## What the exercise asks:
Find each line holding "Series" and copy it out.

┌──

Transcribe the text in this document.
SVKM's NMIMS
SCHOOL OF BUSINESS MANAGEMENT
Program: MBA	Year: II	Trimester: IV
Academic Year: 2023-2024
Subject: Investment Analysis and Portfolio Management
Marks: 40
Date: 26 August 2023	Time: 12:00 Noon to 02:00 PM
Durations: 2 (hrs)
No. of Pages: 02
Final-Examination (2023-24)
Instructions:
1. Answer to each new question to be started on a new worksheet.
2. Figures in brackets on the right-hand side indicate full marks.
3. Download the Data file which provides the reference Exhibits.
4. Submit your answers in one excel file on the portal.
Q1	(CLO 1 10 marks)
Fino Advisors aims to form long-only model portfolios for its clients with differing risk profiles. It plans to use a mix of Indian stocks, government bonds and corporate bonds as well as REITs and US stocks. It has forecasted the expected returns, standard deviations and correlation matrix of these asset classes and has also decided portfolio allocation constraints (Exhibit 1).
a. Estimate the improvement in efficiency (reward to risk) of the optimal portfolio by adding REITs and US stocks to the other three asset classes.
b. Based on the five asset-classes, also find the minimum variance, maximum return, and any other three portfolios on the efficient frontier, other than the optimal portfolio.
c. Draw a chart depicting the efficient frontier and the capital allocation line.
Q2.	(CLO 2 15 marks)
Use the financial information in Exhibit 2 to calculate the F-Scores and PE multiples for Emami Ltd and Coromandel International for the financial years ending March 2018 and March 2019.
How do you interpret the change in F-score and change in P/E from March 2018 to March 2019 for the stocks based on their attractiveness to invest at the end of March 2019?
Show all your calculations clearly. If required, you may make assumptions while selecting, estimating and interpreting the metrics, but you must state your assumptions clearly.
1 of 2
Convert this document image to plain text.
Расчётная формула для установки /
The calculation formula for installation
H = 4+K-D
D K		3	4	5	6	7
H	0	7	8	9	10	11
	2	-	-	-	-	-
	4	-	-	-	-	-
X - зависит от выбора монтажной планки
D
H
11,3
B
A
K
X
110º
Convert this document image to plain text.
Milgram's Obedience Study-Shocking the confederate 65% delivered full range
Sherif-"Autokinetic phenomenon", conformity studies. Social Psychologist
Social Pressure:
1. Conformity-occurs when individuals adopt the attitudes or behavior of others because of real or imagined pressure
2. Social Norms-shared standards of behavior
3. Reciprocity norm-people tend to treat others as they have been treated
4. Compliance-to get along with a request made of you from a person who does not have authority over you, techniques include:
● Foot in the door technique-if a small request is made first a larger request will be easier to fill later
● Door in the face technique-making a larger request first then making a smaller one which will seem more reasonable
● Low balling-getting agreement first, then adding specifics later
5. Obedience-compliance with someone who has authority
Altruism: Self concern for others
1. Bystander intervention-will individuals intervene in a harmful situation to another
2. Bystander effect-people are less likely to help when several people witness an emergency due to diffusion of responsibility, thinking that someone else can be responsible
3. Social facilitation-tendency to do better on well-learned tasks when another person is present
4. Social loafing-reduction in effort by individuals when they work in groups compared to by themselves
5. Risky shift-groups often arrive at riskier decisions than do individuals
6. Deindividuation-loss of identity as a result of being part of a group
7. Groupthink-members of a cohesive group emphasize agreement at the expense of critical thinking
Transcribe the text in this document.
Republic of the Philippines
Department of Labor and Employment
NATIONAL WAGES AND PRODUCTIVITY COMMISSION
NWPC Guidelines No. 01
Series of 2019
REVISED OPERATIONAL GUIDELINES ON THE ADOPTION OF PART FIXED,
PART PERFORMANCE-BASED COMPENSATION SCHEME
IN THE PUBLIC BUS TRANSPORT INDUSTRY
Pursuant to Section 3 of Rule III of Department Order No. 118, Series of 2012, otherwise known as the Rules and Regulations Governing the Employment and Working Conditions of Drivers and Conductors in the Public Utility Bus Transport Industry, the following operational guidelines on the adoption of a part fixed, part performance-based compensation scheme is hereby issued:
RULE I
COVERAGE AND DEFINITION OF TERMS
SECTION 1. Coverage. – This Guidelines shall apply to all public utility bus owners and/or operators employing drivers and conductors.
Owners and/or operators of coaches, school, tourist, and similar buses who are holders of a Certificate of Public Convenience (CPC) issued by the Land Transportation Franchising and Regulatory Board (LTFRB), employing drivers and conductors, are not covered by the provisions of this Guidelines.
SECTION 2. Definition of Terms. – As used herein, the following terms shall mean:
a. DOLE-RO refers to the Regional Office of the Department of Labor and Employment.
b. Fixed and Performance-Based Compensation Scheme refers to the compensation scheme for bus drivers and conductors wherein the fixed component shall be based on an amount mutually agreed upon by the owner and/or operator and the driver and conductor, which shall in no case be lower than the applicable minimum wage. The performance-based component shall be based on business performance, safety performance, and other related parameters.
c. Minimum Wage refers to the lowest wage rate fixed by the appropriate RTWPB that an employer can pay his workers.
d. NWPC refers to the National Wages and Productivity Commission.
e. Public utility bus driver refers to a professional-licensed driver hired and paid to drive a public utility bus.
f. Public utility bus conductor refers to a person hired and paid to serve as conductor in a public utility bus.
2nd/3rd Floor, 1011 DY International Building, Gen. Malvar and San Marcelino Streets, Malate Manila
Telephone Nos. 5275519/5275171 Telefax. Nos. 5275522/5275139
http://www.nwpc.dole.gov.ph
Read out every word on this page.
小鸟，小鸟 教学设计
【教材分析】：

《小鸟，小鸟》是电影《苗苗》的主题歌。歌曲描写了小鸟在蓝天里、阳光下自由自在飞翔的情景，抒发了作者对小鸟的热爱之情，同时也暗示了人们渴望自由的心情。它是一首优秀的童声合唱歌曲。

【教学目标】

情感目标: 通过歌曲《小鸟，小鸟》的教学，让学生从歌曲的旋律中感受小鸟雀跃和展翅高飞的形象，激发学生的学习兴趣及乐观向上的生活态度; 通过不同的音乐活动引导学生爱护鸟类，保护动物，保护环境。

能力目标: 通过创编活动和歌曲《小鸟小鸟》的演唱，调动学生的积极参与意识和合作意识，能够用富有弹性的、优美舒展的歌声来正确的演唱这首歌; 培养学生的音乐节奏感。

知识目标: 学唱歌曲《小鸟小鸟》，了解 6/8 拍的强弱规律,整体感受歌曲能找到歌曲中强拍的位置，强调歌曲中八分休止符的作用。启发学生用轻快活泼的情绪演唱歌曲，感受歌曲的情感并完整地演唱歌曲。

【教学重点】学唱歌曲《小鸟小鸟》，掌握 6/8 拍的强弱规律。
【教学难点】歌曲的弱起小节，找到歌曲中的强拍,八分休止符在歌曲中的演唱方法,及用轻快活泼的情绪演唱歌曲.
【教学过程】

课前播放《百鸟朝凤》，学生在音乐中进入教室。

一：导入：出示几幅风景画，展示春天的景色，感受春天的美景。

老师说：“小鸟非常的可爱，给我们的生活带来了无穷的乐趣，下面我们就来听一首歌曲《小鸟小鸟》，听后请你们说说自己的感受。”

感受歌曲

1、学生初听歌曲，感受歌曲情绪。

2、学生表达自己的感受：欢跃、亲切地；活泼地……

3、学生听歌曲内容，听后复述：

└──

## Completed exercise:
Series of 2019
Pursuant to Section 3 of Rule III of Department Order No. 118, Series of 2012, otherwise known as the Rules and Regulations Governing the Employment and Working Conditions of Drivers and Conductors in the Public Utility Bus Transport Industry, the following operational guidelines on the adoption of a part fixed, part performance-based compensation scheme is hereby issued:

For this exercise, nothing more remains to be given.